··· Excerpted records ···

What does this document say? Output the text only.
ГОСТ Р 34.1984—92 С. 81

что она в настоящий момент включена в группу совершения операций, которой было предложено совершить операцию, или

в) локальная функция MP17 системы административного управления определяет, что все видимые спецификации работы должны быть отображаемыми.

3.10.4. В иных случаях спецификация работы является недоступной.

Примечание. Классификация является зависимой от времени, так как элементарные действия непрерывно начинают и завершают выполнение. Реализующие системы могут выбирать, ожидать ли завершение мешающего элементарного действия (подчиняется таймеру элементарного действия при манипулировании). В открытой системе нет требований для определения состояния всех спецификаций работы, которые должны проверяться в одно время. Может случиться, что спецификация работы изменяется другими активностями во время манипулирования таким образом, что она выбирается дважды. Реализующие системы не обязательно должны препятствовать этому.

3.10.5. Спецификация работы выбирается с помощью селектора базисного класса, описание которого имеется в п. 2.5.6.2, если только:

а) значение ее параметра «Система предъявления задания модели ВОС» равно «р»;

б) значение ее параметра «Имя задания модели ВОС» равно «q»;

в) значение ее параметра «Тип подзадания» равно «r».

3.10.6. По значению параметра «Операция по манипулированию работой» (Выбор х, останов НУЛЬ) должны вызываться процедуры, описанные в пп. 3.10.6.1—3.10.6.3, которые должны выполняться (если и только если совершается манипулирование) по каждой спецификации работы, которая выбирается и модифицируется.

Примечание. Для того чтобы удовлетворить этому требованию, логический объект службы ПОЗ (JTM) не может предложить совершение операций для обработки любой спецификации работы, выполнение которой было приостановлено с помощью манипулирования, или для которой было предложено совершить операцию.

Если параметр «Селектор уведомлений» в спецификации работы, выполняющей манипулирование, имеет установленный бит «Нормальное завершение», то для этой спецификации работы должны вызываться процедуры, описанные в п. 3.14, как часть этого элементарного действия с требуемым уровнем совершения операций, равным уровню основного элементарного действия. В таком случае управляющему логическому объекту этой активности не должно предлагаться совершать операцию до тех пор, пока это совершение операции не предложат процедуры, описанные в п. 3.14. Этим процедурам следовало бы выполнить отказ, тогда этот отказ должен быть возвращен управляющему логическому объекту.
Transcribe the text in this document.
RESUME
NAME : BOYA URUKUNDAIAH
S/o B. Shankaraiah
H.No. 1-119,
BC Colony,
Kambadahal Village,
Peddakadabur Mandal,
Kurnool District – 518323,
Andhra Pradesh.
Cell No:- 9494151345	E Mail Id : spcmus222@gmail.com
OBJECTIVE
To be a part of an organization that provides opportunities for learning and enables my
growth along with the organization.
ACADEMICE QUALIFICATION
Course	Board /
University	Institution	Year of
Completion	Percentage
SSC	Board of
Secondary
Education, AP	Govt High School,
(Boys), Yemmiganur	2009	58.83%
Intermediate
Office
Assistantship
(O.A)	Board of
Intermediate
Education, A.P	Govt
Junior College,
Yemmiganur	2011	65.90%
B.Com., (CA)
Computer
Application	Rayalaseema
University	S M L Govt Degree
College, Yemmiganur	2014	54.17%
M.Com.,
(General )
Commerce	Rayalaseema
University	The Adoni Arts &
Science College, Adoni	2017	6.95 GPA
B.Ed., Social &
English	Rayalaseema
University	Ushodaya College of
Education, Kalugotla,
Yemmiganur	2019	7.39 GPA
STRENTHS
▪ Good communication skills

···

- Your objective -
Retype the data in full and match it exactly.

- Completed exercise -
What does this document say? Output the text only.
ГОСТ Р 34.1984—92 С. 81

что она в настоящий момент включена в группу совершения операций, которой было предложено совершить операцию, или

в) локальная функция MP17 системы административного управления определяет, что все видимые спецификации работы должны быть отображаемыми.

3.10.4. В иных случаях спецификация работы является недоступной.

Примечание. Классификация является зависимой от времени, так как элементарные действия непрерывно начинают и завершают выполнение. Реализующие системы могут выбирать, ожидать ли завершение мешающего элементарного действия (подчиняется таймеру элементарного действия при манипулировании). В открытой системе нет требований для определения состояния всех спецификаций работы, которые должны проверяться в одно время. Может случиться, что спецификация работы изменяется другими активностями во время манипулирования таким образом, что она выбирается дважды. Реализующие системы не обязательно должны препятствовать этому.

3.10.5. Спецификация работы выбирается с помощью селектора базисного класса, описание которого имеется в п. 2.5.6.2, если только:

а) значение ее параметра «Система предъявления задания модели ВОС» равно «р»;

б) значение ее параметра «Имя задания модели ВОС» равно «q»;

в) значение ее параметра «Тип подзадания» равно «r».

3.10.6. По значению параметра «Операция по манипулированию работой» (Выбор х, останов НУЛЬ) должны вызываться процедуры, описанные в пп. 3.10.6.1—3.10.6.3, которые должны выполняться (если и только если совершается манипулирование) по каждой спецификации работы, которая выбирается и модифицируется.

Примечание. Для того чтобы удовлетворить этому требованию, логический объект службы ПОЗ (JTM) не может предложить совершение операций для обработки любой спецификации работы, выполнение которой было приостановлено с помощью манипулирования, или для которой было предложено совершить операцию.

Если параметр «Селектор уведомлений» в спецификации работы, выполняющей манипулирование, имеет установленный бит «Нормальное завершение», то для этой спецификации работы должны вызываться процедуры, описанные в п. 3.14, как часть этого элементарного действия с требуемым уровнем совершения операций, равным уровню основного элементарного действия. В таком случае управляющему логическому объекту этой активности не должно предлагаться совершать операцию до тех пор, пока это совершение операции не предложат процедуры, описанные в п. 3.14. Этим процедурам следовало бы выполнить отказ, тогда этот отказ должен быть возвращен управляющему логическому объекту.
Transcribe the text in this document.
RESUME
NAME : BOYA URUKUNDAIAH
S/o B. Shankaraiah
H.No. 1-119,
BC Colony,
Kambadahal Village,
Peddakadabur Mandal,
Kurnool District – 518323,
Andhra Pradesh.
Cell No:- 9494151345	E Mail Id : spcmus222@gmail.com
OBJECTIVE
To be a part of an organization that provides opportunities for learning and enables my
growth along with the organization.
ACADEMICE QUALIFICATION
Course	Board /
University	Institution	Year of
Completion	Percentage
SSC	Board of
Secondary
Education, AP	Govt High School,
(Boys), Yemmiganur	2009	58.83%
Intermediate
Office
Assistantship
(O.A)	Board of
Intermediate
Education, A.P	Govt
Junior College,
Yemmiganur	2011	65.90%
B.Com., (CA)
Computer
Application	Rayalaseema
University	S M L Govt Degree
College, Yemmiganur	2014	54.17%
M.Com.,
(General )
Commerce	Rayalaseema
University	The Adoni Arts &
Science College, Adoni	2017	6.95 GPA
B.Ed., Social &
English	Rayalaseema
University	Ushodaya College of
Education, Kalugotla,
Yemmiganur	2019	7.39 GPA
STRENTHS
▪ Good communication skills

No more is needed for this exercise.